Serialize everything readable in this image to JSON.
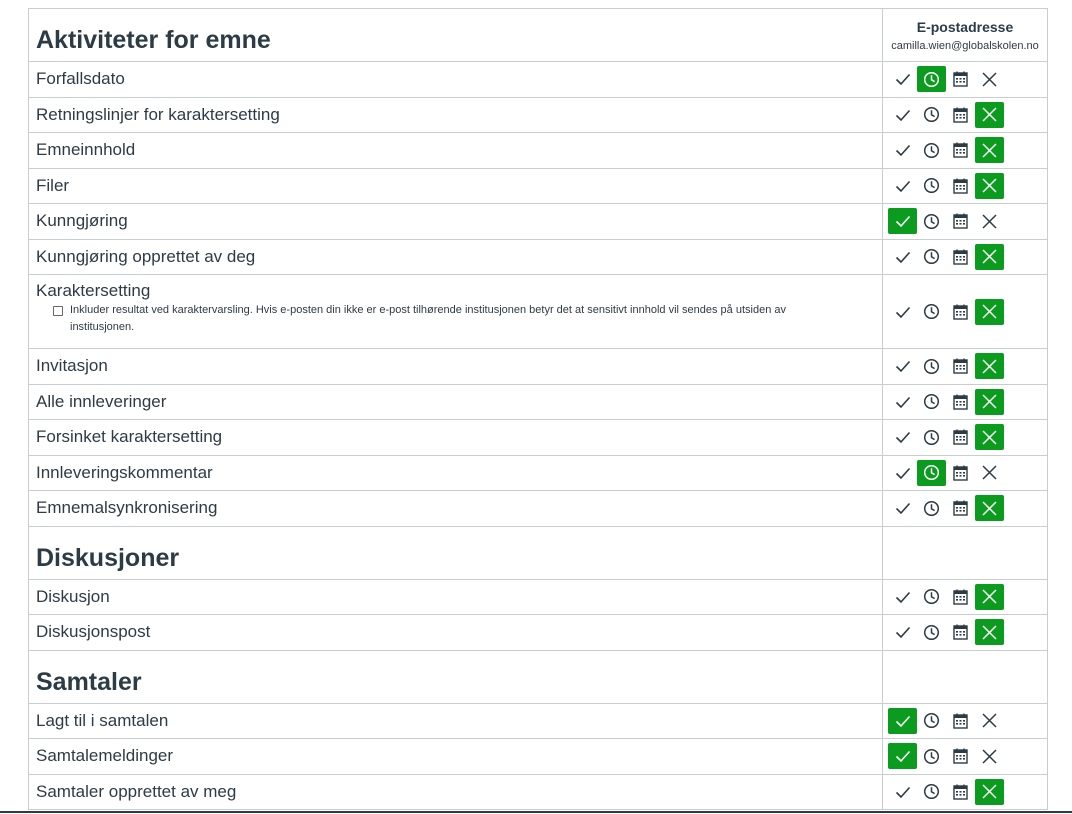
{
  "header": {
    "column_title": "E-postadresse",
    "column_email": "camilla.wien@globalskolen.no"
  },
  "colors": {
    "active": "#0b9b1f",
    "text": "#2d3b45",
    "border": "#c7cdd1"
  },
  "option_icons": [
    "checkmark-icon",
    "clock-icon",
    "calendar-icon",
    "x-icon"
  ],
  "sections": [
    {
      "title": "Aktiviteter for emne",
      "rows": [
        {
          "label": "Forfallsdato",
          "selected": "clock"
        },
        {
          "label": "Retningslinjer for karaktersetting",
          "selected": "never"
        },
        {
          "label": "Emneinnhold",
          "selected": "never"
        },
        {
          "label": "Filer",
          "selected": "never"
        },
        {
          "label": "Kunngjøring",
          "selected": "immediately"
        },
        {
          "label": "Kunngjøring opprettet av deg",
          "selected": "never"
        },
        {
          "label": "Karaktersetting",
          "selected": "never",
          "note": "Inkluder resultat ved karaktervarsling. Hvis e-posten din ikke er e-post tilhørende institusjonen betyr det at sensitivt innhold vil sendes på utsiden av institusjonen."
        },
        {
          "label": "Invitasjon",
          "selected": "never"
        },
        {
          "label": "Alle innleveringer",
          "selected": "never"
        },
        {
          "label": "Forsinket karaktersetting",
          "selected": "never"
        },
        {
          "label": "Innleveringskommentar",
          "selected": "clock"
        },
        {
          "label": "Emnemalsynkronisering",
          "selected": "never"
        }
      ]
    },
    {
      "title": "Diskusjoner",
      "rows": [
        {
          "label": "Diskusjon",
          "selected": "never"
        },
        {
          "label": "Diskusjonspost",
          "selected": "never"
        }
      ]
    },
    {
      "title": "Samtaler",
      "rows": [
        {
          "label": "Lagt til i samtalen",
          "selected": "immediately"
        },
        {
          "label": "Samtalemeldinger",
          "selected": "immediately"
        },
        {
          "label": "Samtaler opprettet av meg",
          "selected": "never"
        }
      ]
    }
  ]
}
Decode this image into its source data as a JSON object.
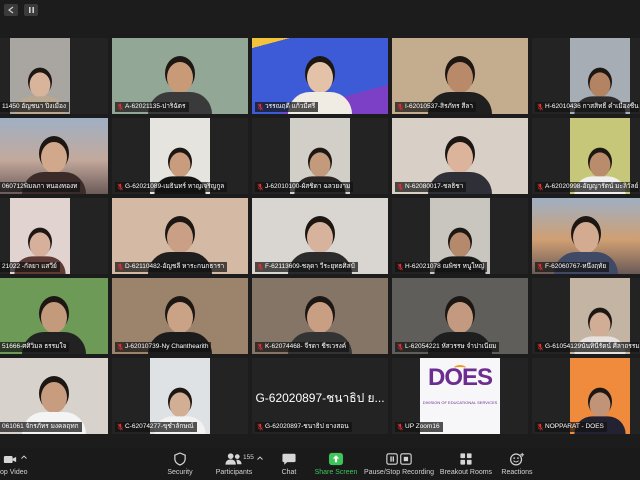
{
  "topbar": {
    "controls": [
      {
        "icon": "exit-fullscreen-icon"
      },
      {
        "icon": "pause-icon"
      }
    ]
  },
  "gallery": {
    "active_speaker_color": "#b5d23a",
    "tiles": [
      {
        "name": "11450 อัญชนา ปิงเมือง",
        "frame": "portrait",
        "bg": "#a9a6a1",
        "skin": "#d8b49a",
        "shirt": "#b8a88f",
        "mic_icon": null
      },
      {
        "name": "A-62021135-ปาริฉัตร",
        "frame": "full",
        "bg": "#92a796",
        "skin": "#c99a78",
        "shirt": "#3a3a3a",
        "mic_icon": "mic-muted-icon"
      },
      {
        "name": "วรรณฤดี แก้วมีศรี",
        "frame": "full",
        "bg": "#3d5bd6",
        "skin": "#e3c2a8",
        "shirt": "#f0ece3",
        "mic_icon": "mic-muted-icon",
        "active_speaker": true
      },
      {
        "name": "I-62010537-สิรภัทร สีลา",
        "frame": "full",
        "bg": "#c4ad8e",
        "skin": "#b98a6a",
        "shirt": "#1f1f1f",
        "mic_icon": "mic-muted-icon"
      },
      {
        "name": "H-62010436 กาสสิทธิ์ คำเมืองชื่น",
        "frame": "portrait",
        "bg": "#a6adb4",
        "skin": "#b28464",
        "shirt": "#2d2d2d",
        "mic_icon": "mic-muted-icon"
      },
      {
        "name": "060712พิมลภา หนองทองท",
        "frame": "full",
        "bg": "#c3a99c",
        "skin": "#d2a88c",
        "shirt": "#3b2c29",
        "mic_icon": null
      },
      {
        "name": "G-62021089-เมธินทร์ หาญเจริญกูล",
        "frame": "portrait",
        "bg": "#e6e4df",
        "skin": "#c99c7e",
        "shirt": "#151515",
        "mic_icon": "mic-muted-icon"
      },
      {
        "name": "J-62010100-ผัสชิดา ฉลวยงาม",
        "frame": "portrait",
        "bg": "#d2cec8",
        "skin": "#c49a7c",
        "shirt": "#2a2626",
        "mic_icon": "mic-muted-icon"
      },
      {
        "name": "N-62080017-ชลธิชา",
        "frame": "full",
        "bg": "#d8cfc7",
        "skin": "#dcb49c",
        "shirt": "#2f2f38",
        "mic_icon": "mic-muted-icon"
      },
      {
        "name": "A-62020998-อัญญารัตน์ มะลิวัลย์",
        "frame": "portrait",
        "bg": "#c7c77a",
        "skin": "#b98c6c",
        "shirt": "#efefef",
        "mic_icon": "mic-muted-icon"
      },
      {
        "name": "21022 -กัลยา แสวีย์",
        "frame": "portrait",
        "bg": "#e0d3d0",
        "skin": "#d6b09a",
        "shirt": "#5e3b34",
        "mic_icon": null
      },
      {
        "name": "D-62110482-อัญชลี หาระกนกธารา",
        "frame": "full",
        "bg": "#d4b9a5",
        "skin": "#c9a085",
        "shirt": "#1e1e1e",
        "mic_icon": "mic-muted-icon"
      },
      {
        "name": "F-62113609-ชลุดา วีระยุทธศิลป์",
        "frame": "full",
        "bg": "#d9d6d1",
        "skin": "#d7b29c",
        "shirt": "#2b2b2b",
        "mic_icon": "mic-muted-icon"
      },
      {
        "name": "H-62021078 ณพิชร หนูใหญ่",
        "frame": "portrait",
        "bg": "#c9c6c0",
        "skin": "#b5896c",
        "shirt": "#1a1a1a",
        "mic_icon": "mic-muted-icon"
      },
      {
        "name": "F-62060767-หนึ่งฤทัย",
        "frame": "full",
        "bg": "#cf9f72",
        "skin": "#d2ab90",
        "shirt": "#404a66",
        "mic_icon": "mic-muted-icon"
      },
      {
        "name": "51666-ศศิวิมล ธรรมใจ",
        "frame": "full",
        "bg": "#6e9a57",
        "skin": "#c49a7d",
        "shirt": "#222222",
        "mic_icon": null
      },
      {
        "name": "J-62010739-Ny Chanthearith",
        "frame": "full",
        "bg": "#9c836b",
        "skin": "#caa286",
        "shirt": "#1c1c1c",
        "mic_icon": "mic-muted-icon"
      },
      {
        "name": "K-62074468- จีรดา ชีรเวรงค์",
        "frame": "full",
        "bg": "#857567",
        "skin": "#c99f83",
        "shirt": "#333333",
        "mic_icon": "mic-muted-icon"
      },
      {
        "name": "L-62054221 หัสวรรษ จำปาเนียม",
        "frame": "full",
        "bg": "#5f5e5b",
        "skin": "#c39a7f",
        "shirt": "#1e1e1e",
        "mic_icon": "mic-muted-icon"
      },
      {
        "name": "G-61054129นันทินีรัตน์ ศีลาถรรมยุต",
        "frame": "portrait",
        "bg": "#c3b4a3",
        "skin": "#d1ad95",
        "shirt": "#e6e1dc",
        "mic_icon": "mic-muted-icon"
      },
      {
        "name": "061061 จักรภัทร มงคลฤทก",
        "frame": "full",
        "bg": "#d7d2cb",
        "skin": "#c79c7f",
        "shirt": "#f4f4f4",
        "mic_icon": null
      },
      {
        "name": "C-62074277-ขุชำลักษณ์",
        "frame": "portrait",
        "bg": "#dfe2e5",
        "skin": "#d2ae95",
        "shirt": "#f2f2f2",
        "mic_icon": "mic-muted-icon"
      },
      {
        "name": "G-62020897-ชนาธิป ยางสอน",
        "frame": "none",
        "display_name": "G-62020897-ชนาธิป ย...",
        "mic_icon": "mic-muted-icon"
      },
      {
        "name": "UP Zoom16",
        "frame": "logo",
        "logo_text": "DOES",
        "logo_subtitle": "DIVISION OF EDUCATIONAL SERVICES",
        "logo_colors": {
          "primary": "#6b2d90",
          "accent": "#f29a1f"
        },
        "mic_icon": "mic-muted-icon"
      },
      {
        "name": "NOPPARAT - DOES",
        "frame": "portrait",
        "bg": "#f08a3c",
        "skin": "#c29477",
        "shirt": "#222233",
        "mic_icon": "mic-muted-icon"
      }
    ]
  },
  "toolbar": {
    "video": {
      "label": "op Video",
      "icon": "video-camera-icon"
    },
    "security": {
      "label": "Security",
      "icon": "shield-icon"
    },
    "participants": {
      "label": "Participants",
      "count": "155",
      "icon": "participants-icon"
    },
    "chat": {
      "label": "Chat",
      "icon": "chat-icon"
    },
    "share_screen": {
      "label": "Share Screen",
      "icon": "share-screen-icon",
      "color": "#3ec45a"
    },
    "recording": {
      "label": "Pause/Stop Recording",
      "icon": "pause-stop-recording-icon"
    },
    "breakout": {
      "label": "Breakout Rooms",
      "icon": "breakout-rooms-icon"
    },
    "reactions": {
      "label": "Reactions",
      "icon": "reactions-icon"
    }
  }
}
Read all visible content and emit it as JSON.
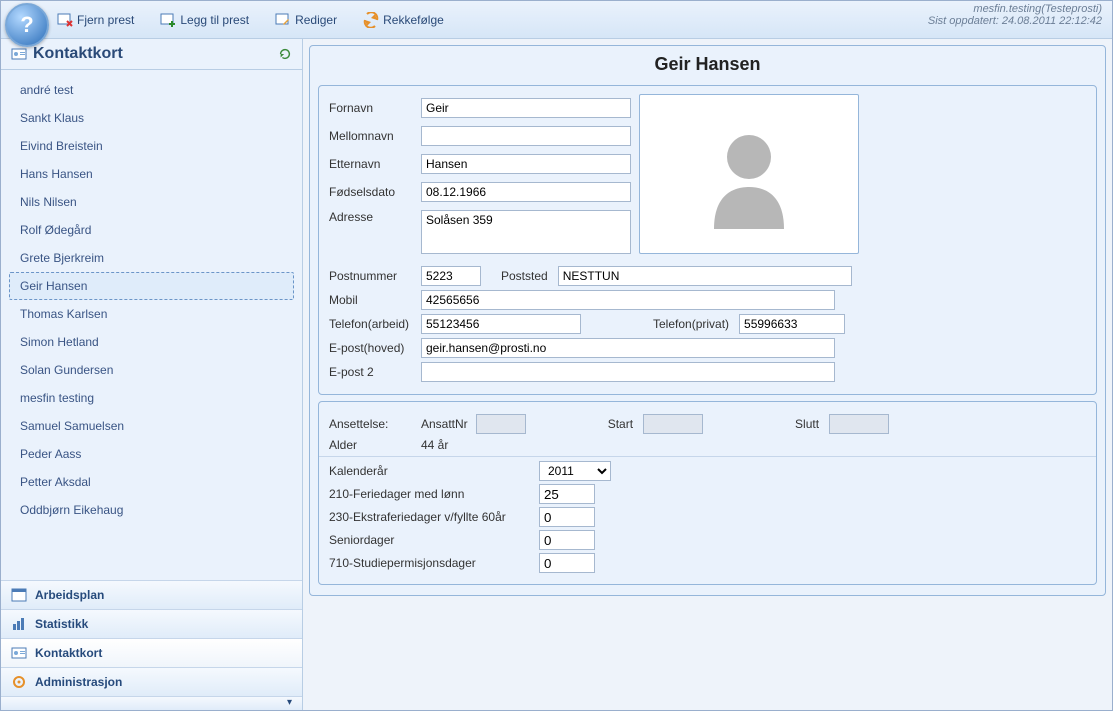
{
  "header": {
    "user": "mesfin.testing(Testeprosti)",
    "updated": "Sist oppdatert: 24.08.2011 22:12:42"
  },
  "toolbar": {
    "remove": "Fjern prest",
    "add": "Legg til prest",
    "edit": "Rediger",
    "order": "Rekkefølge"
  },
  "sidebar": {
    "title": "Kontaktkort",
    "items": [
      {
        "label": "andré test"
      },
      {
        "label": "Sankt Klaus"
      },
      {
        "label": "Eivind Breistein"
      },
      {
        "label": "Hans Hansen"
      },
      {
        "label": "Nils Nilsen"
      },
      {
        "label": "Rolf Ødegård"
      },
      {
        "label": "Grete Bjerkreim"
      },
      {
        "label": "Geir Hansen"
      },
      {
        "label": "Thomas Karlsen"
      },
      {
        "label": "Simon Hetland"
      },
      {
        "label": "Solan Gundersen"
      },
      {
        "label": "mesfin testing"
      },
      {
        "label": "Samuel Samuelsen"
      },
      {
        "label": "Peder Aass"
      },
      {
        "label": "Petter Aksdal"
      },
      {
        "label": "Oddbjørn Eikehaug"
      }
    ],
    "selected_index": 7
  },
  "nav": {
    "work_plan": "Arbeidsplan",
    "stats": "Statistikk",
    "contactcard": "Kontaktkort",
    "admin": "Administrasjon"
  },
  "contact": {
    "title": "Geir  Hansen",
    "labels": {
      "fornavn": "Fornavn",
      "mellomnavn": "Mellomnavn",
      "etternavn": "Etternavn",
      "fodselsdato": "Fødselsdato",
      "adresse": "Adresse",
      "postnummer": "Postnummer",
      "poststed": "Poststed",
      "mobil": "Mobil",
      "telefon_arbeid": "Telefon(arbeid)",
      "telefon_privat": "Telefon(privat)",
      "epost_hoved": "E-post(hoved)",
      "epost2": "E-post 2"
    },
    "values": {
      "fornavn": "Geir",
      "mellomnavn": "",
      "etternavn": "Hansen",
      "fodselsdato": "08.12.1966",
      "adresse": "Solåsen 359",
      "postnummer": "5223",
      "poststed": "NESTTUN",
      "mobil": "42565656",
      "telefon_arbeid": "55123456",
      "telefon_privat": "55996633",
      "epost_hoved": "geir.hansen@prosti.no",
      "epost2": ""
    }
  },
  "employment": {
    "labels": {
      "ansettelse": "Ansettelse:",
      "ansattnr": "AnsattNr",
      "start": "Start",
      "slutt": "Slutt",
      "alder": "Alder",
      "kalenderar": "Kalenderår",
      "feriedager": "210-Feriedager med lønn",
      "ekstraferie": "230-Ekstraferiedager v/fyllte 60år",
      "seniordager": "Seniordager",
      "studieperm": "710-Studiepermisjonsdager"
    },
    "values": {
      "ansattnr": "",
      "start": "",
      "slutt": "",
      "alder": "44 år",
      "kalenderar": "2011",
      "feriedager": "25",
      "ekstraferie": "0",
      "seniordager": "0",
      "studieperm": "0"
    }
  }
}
═══
TASK TO COMPLETE:
Each line above that holds the string "testing" should be copied and shown.

SOLUTION:
    "user": "mesfin.testing(Testeprosti)",
        "label": "mesfin testing"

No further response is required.